Task requirements → Would you write out every entry exactly, but without the pictures?

== Records

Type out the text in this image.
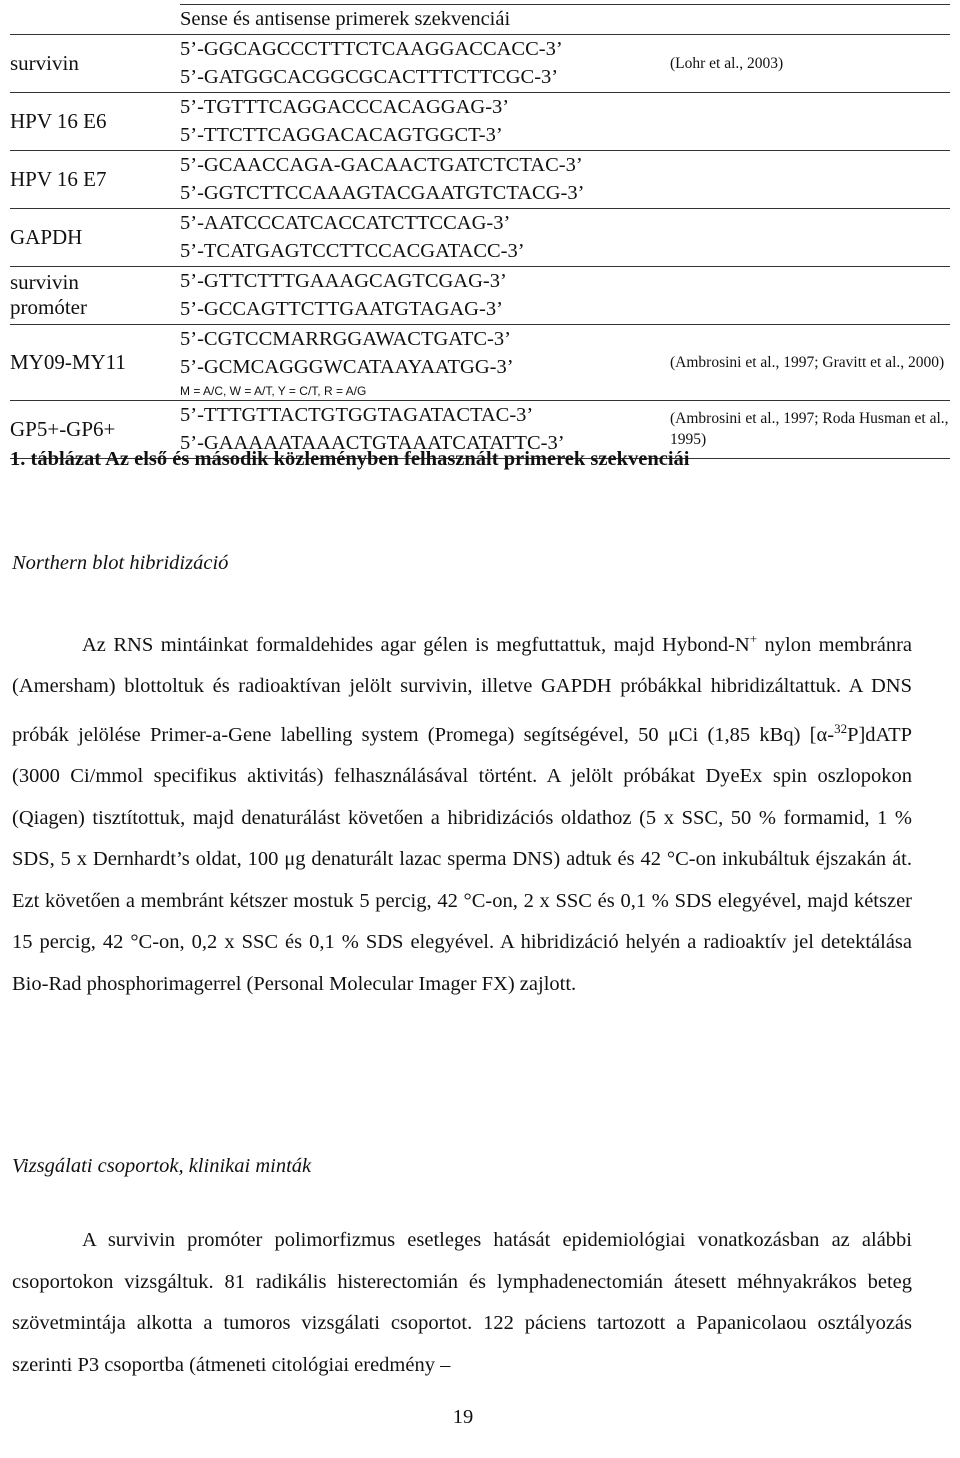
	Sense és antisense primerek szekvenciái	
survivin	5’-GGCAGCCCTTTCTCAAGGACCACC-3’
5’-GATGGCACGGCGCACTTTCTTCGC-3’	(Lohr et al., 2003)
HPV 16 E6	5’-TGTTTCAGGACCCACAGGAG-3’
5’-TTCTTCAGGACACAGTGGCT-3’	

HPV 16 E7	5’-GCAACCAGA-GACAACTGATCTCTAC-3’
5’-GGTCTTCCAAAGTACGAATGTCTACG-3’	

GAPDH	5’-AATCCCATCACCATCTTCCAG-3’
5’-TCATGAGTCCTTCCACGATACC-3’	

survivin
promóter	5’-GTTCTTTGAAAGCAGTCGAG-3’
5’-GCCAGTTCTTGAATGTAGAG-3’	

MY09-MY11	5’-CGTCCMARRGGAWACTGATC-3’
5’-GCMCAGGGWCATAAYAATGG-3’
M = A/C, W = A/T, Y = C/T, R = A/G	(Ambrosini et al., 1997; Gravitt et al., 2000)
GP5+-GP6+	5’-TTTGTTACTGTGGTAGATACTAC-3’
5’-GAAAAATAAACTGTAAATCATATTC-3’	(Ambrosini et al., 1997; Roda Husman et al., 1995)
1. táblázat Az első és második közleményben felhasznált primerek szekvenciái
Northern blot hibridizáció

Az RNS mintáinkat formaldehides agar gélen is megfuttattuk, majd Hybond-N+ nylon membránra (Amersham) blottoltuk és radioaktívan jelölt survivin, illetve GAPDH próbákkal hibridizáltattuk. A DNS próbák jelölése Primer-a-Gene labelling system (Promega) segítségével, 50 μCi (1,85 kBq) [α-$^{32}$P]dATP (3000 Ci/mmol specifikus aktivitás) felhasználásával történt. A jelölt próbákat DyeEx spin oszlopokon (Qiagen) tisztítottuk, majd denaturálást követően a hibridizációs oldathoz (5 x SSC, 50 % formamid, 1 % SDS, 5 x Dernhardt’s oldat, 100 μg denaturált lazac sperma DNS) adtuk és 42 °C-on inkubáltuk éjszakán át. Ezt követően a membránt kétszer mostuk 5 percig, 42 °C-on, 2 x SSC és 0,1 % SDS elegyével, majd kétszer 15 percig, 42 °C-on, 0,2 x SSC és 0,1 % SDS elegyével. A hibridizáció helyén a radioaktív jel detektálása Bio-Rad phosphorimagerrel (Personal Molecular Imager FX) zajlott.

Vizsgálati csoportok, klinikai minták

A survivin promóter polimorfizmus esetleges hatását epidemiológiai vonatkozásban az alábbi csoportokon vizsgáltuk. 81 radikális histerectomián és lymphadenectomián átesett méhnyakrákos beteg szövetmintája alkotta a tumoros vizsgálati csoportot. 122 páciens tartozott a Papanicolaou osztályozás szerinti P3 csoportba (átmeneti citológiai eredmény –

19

====

Completed exercise →
Type out the text in this image.
	Sense és antisense primerek szekvenciái	
survivin	5’-GGCAGCCCTTTCTCAAGGACCACC-3’
5’-GATGGCACGGCGCACTTTCTTCGC-3’	(Lohr et al., 2003)
HPV 16 E6	5’-TGTTTCAGGACCCACAGGAG-3’
5’-TTCTTCAGGACACAGTGGCT-3’	

HPV 16 E7	5’-GCAACCAGA-GACAACTGATCTCTAC-3’
5’-GGTCTTCCAAAGTACGAATGTCTACG-3’	

GAPDH	5’-AATCCCATCACCATCTTCCAG-3’
5’-TCATGAGTCCTTCCACGATACC-3’	

survivin
promóter	5’-GTTCTTTGAAAGCAGTCGAG-3’
5’-GCCAGTTCTTGAATGTAGAG-3’	

MY09-MY11	5’-CGTCCMARRGGAWACTGATC-3’
5’-GCMCAGGGWCATAAYAATGG-3’
M = A/C, W = A/T, Y = C/T, R = A/G	(Ambrosini et al., 1997; Gravitt et al., 2000)
GP5+-GP6+	5’-TTTGTTACTGTGGTAGATACTAC-3’
5’-GAAAAATAAACTGTAAATCATATTC-3’	(Ambrosini et al., 1997; Roda Husman et al., 1995)
1. táblázat Az első és második közleményben felhasznált primerek szekvenciái
Northern blot hibridizáció

Az RNS mintáinkat formaldehides agar gélen is megfuttattuk, majd Hybond-N+ nylon membránra (Amersham) blottoltuk és radioaktívan jelölt survivin, illetve GAPDH próbákkal hibridizáltattuk. A DNS próbák jelölése Primer-a-Gene labelling system (Promega) segítségével, 50 μCi (1,85 kBq) [α-$^{32}$P]dATP (3000 Ci/mmol specifikus aktivitás) felhasználásával történt. A jelölt próbákat DyeEx spin oszlopokon (Qiagen) tisztítottuk, majd denaturálást követően a hibridizációs oldathoz (5 x SSC, 50 % formamid, 1 % SDS, 5 x Dernhardt’s oldat, 100 μg denaturált lazac sperma DNS) adtuk és 42 °C-on inkubáltuk éjszakán át. Ezt követően a membránt kétszer mostuk 5 percig, 42 °C-on, 2 x SSC és 0,1 % SDS elegyével, majd kétszer 15 percig, 42 °C-on, 0,2 x SSC és 0,1 % SDS elegyével. A hibridizáció helyén a radioaktív jel detektálása Bio-Rad phosphorimagerrel (Personal Molecular Imager FX) zajlott.

Vizsgálati csoportok, klinikai minták

A survivin promóter polimorfizmus esetleges hatását epidemiológiai vonatkozásban az alábbi csoportokon vizsgáltuk. 81 radikális histerectomián és lymphadenectomián átesett méhnyakrákos beteg szövetmintája alkotta a tumoros vizsgálati csoportot. 122 páciens tartozott a Papanicolaou osztályozás szerinti P3 csoportba (átmeneti citológiai eredmény –

19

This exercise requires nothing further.